**Exercise requirements:** In the listing below, how many lines contain the word "Absorption"? Please respond with the number only.

**Data supplied:**
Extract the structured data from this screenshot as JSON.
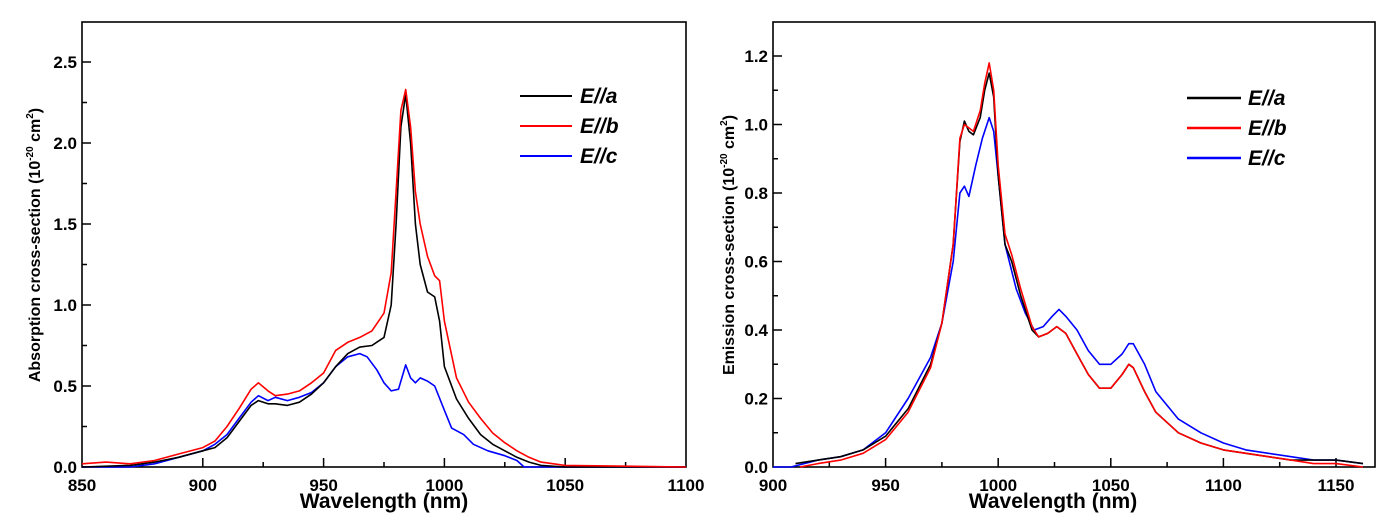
{
  "chart_data": [
    {
      "type": "line",
      "title": "",
      "xlabel": "Wavelength (nm)",
      "ylabel": "Absorption cross-section (10^-20 cm^2)",
      "ylabel_parts": {
        "main": "Absorption cross-section (10",
        "exp1": "-20",
        "mid": " cm",
        "exp2": "2",
        "end": ")"
      },
      "xlim": [
        850,
        1100
      ],
      "ylim": [
        0,
        2.75
      ],
      "xticks": [
        850,
        900,
        950,
        1000,
        1050,
        1100
      ],
      "xtick_labels": [
        "850",
        "900",
        "950",
        "1000",
        "1050",
        "1100"
      ],
      "yticks": [
        0.0,
        0.5,
        1.0,
        1.5,
        2.0,
        2.5
      ],
      "ytick_labels": [
        "0.0",
        "0.5",
        "1.0",
        "1.5",
        "2.0",
        "2.5"
      ],
      "grid": false,
      "legend_position": "top-right",
      "series": [
        {
          "name": "E//a",
          "label_main": "E//",
          "label_sub": "a",
          "color": "#000000",
          "x": [
            850,
            870,
            880,
            890,
            900,
            905,
            910,
            915,
            920,
            923,
            927,
            930,
            935,
            940,
            945,
            950,
            955,
            960,
            965,
            970,
            975,
            978,
            980,
            982,
            984,
            986,
            988,
            990,
            993,
            996,
            998,
            1000,
            1005,
            1010,
            1015,
            1020,
            1025,
            1030,
            1035,
            1040,
            1050,
            1100
          ],
          "y": [
            0.0,
            0.01,
            0.03,
            0.06,
            0.1,
            0.12,
            0.18,
            0.28,
            0.38,
            0.41,
            0.39,
            0.39,
            0.38,
            0.4,
            0.45,
            0.52,
            0.62,
            0.7,
            0.74,
            0.75,
            0.8,
            1.0,
            1.5,
            2.1,
            2.3,
            2.0,
            1.5,
            1.25,
            1.08,
            1.05,
            0.9,
            0.62,
            0.42,
            0.3,
            0.2,
            0.14,
            0.1,
            0.06,
            0.03,
            0.01,
            0.0,
            0.0
          ]
        },
        {
          "name": "E//b",
          "label_main": "E//",
          "label_sub": "b",
          "color": "#ff0000",
          "x": [
            850,
            860,
            870,
            880,
            890,
            900,
            905,
            910,
            915,
            920,
            923,
            927,
            930,
            935,
            940,
            945,
            950,
            955,
            960,
            965,
            970,
            975,
            978,
            980,
            982,
            984,
            986,
            988,
            990,
            993,
            996,
            998,
            1000,
            1005,
            1010,
            1015,
            1020,
            1025,
            1030,
            1035,
            1040,
            1050,
            1100
          ],
          "y": [
            0.02,
            0.03,
            0.02,
            0.04,
            0.08,
            0.12,
            0.16,
            0.25,
            0.36,
            0.48,
            0.52,
            0.47,
            0.44,
            0.45,
            0.47,
            0.52,
            0.58,
            0.72,
            0.77,
            0.8,
            0.84,
            0.95,
            1.2,
            1.7,
            2.2,
            2.33,
            2.1,
            1.7,
            1.5,
            1.3,
            1.18,
            1.15,
            0.9,
            0.55,
            0.4,
            0.3,
            0.21,
            0.15,
            0.1,
            0.06,
            0.03,
            0.01,
            0.0
          ]
        },
        {
          "name": "E//c",
          "label_main": "E//",
          "label_sub": "c",
          "color": "#0000ff",
          "x": [
            850,
            870,
            880,
            890,
            900,
            905,
            910,
            915,
            920,
            923,
            927,
            930,
            935,
            940,
            945,
            950,
            955,
            960,
            965,
            968,
            972,
            975,
            978,
            981,
            984,
            986,
            988,
            990,
            993,
            996,
            1000,
            1003,
            1008,
            1012,
            1018,
            1025,
            1030,
            1033,
            1040,
            1050,
            1100
          ],
          "y": [
            0.0,
            0.0,
            0.02,
            0.06,
            0.1,
            0.14,
            0.2,
            0.3,
            0.4,
            0.44,
            0.41,
            0.43,
            0.41,
            0.43,
            0.46,
            0.52,
            0.62,
            0.68,
            0.7,
            0.68,
            0.6,
            0.52,
            0.47,
            0.48,
            0.63,
            0.55,
            0.52,
            0.55,
            0.53,
            0.5,
            0.35,
            0.24,
            0.2,
            0.14,
            0.1,
            0.07,
            0.04,
            0.0,
            0.0,
            0.0,
            0.0
          ]
        }
      ]
    },
    {
      "type": "line",
      "title": "",
      "xlabel": "Wavelength (nm)",
      "ylabel": "Emission cross-section (10^-20 cm^2)",
      "ylabel_parts": {
        "main": "Emission cross-section (10",
        "exp1": "-20",
        "mid": " cm",
        "exp2": "2",
        "end": ")"
      },
      "xlim": [
        900,
        1165
      ],
      "ylim": [
        0,
        1.32
      ],
      "xticks": [
        900,
        950,
        1000,
        1050,
        1100,
        1150
      ],
      "xtick_labels": [
        "900",
        "950",
        "1000",
        "1050",
        "1100",
        "1150"
      ],
      "yticks": [
        0.0,
        0.2,
        0.4,
        0.6,
        0.8,
        1.0,
        1.2
      ],
      "ytick_labels": [
        "0.0",
        "0.2",
        "0.4",
        "0.6",
        "0.8",
        "1.0",
        "1.2"
      ],
      "grid": false,
      "legend_position": "top-right",
      "series": [
        {
          "name": "E//a",
          "label_main": "E//",
          "label_sub": "a",
          "color": "#000000",
          "x": [
            910,
            920,
            930,
            940,
            950,
            960,
            970,
            975,
            980,
            983,
            985,
            987,
            989,
            992,
            994,
            996,
            998,
            1000,
            1003,
            1006,
            1010,
            1015,
            1018,
            1022,
            1026,
            1030,
            1035,
            1040,
            1045,
            1050,
            1055,
            1058,
            1060,
            1065,
            1070,
            1080,
            1090,
            1100,
            1110,
            1120,
            1130,
            1140,
            1150,
            1162
          ],
          "y": [
            0.01,
            0.02,
            0.03,
            0.05,
            0.09,
            0.17,
            0.3,
            0.42,
            0.65,
            0.95,
            1.01,
            0.98,
            0.97,
            1.02,
            1.1,
            1.15,
            1.08,
            0.85,
            0.65,
            0.6,
            0.5,
            0.4,
            0.38,
            0.39,
            0.41,
            0.39,
            0.33,
            0.27,
            0.23,
            0.23,
            0.27,
            0.3,
            0.29,
            0.22,
            0.16,
            0.1,
            0.07,
            0.05,
            0.04,
            0.03,
            0.02,
            0.02,
            0.02,
            0.01
          ]
        },
        {
          "name": "E//b",
          "label_main": "E//",
          "label_sub": "b",
          "color": "#ff0000",
          "x": [
            912,
            920,
            930,
            940,
            950,
            960,
            970,
            975,
            980,
            983,
            985,
            987,
            989,
            992,
            994,
            996,
            998,
            1000,
            1003,
            1006,
            1010,
            1015,
            1018,
            1022,
            1026,
            1030,
            1035,
            1040,
            1045,
            1050,
            1055,
            1058,
            1060,
            1065,
            1070,
            1080,
            1090,
            1100,
            1110,
            1120,
            1130,
            1140,
            1150,
            1162
          ],
          "y": [
            0.0,
            0.01,
            0.02,
            0.04,
            0.08,
            0.16,
            0.29,
            0.42,
            0.65,
            0.96,
            1.0,
            0.99,
            0.98,
            1.04,
            1.12,
            1.18,
            1.1,
            0.88,
            0.68,
            0.62,
            0.52,
            0.41,
            0.38,
            0.39,
            0.41,
            0.39,
            0.33,
            0.27,
            0.23,
            0.23,
            0.27,
            0.3,
            0.29,
            0.22,
            0.16,
            0.1,
            0.07,
            0.05,
            0.04,
            0.03,
            0.02,
            0.01,
            0.01,
            0.0
          ]
        },
        {
          "name": "E//c",
          "label_main": "E//",
          "label_sub": "c",
          "color": "#0000ff",
          "x": [
            900,
            908,
            920,
            930,
            940,
            950,
            960,
            965,
            970,
            975,
            980,
            983,
            985,
            987,
            990,
            993,
            996,
            998,
            1000,
            1003,
            1008,
            1012,
            1016,
            1020,
            1024,
            1027,
            1030,
            1035,
            1040,
            1045,
            1050,
            1055,
            1058,
            1060,
            1065,
            1070,
            1080,
            1090,
            1100,
            1110,
            1120,
            1130,
            1140,
            1150,
            1162
          ],
          "y": [
            0.0,
            0.0,
            0.02,
            0.03,
            0.05,
            0.1,
            0.2,
            0.26,
            0.32,
            0.42,
            0.6,
            0.8,
            0.82,
            0.79,
            0.88,
            0.96,
            1.02,
            0.98,
            0.85,
            0.65,
            0.52,
            0.45,
            0.4,
            0.41,
            0.44,
            0.46,
            0.44,
            0.4,
            0.34,
            0.3,
            0.3,
            0.33,
            0.36,
            0.36,
            0.3,
            0.22,
            0.14,
            0.1,
            0.07,
            0.05,
            0.04,
            0.03,
            0.02,
            0.02,
            0.01
          ]
        }
      ]
    }
  ]
}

**Complete answer:** 2